# Extracted information start

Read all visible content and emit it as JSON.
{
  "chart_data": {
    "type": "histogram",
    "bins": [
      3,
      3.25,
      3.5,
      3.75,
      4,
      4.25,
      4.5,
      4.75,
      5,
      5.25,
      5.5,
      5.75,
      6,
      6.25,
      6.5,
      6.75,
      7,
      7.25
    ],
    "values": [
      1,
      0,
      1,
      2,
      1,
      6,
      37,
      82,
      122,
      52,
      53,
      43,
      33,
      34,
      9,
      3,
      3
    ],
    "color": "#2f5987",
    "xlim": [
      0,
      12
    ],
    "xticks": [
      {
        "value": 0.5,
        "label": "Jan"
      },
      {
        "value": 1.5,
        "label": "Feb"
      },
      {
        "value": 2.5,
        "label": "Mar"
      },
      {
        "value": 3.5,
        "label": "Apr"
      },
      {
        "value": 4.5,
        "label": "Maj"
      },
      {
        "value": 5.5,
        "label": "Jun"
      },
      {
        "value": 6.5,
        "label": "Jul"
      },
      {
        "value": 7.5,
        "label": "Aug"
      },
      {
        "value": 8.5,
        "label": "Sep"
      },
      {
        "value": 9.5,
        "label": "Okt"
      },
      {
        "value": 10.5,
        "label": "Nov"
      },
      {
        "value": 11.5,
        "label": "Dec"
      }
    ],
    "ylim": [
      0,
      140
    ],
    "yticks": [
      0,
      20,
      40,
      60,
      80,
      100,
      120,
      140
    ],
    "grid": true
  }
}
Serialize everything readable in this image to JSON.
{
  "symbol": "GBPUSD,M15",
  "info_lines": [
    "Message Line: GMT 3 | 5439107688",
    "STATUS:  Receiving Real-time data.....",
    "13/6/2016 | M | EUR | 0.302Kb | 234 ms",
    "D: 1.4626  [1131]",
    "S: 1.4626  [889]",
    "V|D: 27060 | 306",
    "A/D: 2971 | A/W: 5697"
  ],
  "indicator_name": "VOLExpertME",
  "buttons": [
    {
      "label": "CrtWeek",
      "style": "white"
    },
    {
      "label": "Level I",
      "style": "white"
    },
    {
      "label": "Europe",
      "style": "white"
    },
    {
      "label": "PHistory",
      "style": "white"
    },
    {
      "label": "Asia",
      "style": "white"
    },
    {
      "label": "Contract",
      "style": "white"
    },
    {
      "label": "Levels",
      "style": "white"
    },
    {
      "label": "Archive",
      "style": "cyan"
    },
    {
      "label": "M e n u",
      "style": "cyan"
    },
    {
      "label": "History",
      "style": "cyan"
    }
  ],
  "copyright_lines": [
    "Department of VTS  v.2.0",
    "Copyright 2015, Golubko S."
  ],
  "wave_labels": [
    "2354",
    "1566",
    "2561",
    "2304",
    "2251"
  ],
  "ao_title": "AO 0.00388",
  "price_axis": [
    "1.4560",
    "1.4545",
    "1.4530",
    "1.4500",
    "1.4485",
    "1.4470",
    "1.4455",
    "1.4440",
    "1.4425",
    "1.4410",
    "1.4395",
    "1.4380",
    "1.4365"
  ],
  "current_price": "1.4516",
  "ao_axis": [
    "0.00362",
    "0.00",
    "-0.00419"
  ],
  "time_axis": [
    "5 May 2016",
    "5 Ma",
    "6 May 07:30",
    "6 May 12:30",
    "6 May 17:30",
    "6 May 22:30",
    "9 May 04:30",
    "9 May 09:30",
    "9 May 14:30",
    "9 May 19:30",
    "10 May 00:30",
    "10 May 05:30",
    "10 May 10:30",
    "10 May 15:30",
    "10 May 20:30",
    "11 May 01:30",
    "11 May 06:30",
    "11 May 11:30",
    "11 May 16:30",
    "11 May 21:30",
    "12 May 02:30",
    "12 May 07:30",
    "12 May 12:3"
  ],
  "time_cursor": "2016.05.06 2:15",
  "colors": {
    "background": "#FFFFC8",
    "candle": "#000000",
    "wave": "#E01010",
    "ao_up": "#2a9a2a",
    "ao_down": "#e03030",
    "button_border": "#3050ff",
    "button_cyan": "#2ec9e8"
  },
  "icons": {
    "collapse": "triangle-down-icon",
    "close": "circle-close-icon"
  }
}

# Extracted information end

Directions:
Pull out each line containing the word "JSON" and copy it.

Answer to this task:
Read all visible content and emit it as JSON.
Serialize everything readable in this image to JSON.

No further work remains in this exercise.